→ **WHAT YOU SHOULD DO**: The entire listing is to be repeated verbatim.

→ **WORKING DATA**:
(begin)
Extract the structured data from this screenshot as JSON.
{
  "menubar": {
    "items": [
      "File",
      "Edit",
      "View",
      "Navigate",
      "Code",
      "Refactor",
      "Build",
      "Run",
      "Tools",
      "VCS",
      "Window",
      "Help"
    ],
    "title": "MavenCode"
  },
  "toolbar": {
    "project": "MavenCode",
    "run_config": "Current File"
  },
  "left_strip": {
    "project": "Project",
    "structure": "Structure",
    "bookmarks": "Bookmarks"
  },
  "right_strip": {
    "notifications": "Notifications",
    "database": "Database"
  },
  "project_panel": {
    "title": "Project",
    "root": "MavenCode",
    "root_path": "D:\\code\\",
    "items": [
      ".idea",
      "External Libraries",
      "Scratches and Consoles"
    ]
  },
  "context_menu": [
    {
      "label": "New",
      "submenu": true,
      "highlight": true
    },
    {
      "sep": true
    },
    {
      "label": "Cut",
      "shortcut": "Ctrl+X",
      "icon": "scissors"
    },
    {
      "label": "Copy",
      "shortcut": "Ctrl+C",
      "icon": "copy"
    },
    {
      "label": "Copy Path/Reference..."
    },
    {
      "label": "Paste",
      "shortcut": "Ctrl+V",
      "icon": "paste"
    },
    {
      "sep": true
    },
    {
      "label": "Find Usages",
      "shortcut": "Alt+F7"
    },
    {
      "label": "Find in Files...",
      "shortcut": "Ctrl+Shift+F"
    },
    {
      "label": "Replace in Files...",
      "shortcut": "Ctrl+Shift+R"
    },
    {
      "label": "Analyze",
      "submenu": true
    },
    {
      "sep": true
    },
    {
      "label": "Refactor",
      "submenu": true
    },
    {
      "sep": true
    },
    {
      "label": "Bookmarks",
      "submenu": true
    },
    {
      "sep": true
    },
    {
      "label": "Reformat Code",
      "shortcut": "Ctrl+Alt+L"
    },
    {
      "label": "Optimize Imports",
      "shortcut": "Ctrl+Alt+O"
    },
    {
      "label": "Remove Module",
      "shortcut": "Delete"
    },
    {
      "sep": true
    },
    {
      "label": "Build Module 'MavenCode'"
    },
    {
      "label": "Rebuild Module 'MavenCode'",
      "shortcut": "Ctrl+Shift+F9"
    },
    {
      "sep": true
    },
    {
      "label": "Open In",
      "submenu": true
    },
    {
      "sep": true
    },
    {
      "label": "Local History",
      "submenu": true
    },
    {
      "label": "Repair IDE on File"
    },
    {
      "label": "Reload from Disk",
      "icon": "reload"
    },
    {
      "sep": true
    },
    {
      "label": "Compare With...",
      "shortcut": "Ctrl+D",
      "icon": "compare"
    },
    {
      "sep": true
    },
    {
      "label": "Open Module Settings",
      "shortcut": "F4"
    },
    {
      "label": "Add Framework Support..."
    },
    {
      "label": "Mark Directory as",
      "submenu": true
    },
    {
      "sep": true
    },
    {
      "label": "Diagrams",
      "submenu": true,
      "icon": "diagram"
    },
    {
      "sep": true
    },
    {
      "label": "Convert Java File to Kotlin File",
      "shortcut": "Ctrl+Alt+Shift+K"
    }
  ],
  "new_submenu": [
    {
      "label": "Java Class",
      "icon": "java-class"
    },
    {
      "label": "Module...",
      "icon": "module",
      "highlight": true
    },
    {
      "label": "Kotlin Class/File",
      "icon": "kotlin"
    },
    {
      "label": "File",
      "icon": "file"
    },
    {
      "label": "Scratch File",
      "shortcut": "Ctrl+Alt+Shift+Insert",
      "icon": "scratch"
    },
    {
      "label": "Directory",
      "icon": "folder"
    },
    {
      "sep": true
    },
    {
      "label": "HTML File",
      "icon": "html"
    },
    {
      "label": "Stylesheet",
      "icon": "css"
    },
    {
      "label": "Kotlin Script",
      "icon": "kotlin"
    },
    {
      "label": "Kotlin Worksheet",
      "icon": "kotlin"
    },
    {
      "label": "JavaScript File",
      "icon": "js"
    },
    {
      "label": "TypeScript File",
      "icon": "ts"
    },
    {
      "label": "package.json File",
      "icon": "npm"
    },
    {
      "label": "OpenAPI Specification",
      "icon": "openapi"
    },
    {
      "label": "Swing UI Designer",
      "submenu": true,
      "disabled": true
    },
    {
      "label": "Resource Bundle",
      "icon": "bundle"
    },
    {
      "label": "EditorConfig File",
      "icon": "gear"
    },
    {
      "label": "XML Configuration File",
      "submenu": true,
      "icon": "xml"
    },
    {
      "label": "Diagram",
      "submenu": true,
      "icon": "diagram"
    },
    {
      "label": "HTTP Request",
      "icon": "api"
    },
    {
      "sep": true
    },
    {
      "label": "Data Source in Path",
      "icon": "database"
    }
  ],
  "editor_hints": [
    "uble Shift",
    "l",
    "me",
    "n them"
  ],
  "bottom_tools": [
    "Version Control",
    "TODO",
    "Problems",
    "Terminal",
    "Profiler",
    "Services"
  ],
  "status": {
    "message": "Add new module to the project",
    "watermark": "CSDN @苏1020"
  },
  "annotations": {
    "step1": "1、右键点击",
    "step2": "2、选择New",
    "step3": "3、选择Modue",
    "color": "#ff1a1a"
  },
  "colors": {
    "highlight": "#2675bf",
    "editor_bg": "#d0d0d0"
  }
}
(end)
→ **ANSWER TO THIS PROBLEM**:
Extract the structured data from this screenshot as JSON.
{
  "menubar": {
    "items": [
      "File",
      "Edit",
      "View",
      "Navigate",
      "Code",
      "Refactor",
      "Build",
      "Run",
      "Tools",
      "VCS",
      "Window",
      "Help"
    ],
    "title": "MavenCode"
  },
  "toolbar": {
    "project": "MavenCode",
    "run_config": "Current File"
  },
  "left_strip": {
    "project": "Project",
    "structure": "Structure",
    "bookmarks": "Bookmarks"
  },
  "right_strip": {
    "notifications": "Notifications",
    "database": "Database"
  },
  "project_panel": {
    "title": "Project",
    "root": "MavenCode",
    "root_path": "D:\\code\\",
    "items": [
      ".idea",
      "External Libraries",
      "Scratches and Consoles"
    ]
  },
  "context_menu": [
    {
      "label": "New",
      "submenu": true,
      "highlight": true
    },
    {
      "sep": true
    },
    {
      "label": "Cut",
      "shortcut": "Ctrl+X",
      "icon": "scissors"
    },
    {
      "label": "Copy",
      "shortcut": "Ctrl+C",
      "icon": "copy"
    },
    {
      "label": "Copy Path/Reference..."
    },
    {
      "label": "Paste",
      "shortcut": "Ctrl+V",
      "icon": "paste"
    },
    {
      "sep": true
    },
    {
      "label": "Find Usages",
      "shortcut": "Alt+F7"
    },
    {
      "label": "Find in Files...",
      "shortcut": "Ctrl+Shift+F"
    },
    {
      "label": "Replace in Files...",
      "shortcut": "Ctrl+Shift+R"
    },
    {
      "label": "Analyze",
      "submenu": true
    },
    {
      "sep": true
    },
    {
      "label": "Refactor",
      "submenu": true
    },
    {
      "sep": true
    },
    {
      "label": "Bookmarks",
      "submenu": true
    },
    {
      "sep": true
    },
    {
      "label": "Reformat Code",
      "shortcut": "Ctrl+Alt+L"
    },
    {
      "label": "Optimize Imports",
      "shortcut": "Ctrl+Alt+O"
    },
    {
      "label": "Remove Module",
      "shortcut": "Delete"
    },
    {
      "sep": true
    },
    {
      "label": "Build Module 'MavenCode'"
    },
    {
      "label": "Rebuild Module 'MavenCode'",
      "shortcut": "Ctrl+Shift+F9"
    },
    {
      "sep": true
    },
    {
      "label": "Open In",
      "submenu": true
    },
    {
      "sep": true
    },
    {
      "label": "Local History",
      "submenu": true
    },
    {
      "label": "Repair IDE on File"
    },
    {
      "label": "Reload from Disk",
      "icon": "reload"
    },
    {
      "sep": true
    },
    {
      "label": "Compare With...",
      "shortcut": "Ctrl+D",
      "icon": "compare"
    },
    {
      "sep": true
    },
    {
      "label": "Open Module Settings",
      "shortcut": "F4"
    },
    {
      "label": "Add Framework Support..."
    },
    {
      "label": "Mark Directory as",
      "submenu": true
    },
    {
      "sep": true
    },
    {
      "label": "Diagrams",
      "submenu": true,
      "icon": "diagram"
    },
    {
      "sep": true
    },
    {
      "label": "Convert Java File to Kotlin File",
      "shortcut": "Ctrl+Alt+Shift+K"
    }
  ],
  "new_submenu": [
    {
      "label": "Java Class",
      "icon": "java-class"
    },
    {
      "label": "Module...",
      "icon": "module",
      "highlight": true
    },
    {
      "label": "Kotlin Class/File",
      "icon": "kotlin"
    },
    {
      "label": "File",
      "icon": "file"
    },
    {
      "label": "Scratch File",
      "shortcut": "Ctrl+Alt+Shift+Insert",
      "icon": "scratch"
    },
    {
      "label": "Directory",
      "icon": "folder"
    },
    {
      "sep": true
    },
    {
      "label": "HTML File",
      "icon": "html"
    },
    {
      "label": "Stylesheet",
      "icon": "css"
    },
    {
      "label": "Kotlin Script",
      "icon": "kotlin"
    },
    {
      "label": "Kotlin Worksheet",
      "icon": "kotlin"
    },
    {
      "label": "JavaScript File",
      "icon": "js"
    },
    {
      "label": "TypeScript File",
      "icon": "ts"
    },
    {
      "label": "package.json File",
      "icon": "npm"
    },
    {
      "label": "OpenAPI Specification",
      "icon": "openapi"
    },
    {
      "label": "Swing UI Designer",
      "submenu": true,
      "disabled": true
    },
    {
      "label": "Resource Bundle",
      "icon": "bundle"
    },
    {
      "label": "EditorConfig File",
      "icon": "gear"
    },
    {
      "label": "XML Configuration File",
      "submenu": true,
      "icon": "xml"
    },
    {
      "label": "Diagram",
      "submenu": true,
      "icon": "diagram"
    },
    {
      "label": "HTTP Request",
      "icon": "api"
    },
    {
      "sep": true
    },
    {
      "label": "Data Source in Path",
      "icon": "database"
    }
  ],
  "editor_hints": [
    "uble Shift",
    "l",
    "me",
    "n them"
  ],
  "bottom_tools": [
    "Version Control",
    "TODO",
    "Problems",
    "Terminal",
    "Profiler",
    "Services"
  ],
  "status": {
    "message": "Add new module to the project",
    "watermark": "CSDN @苏1020"
  },
  "annotations": {
    "step1": "1、右键点击",
    "step2": "2、选择New",
    "step3": "3、选择Modue",
    "color": "#ff1a1a"
  },
  "colors": {
    "highlight": "#2675bf",
    "editor_bg": "#d0d0d0"
  }
}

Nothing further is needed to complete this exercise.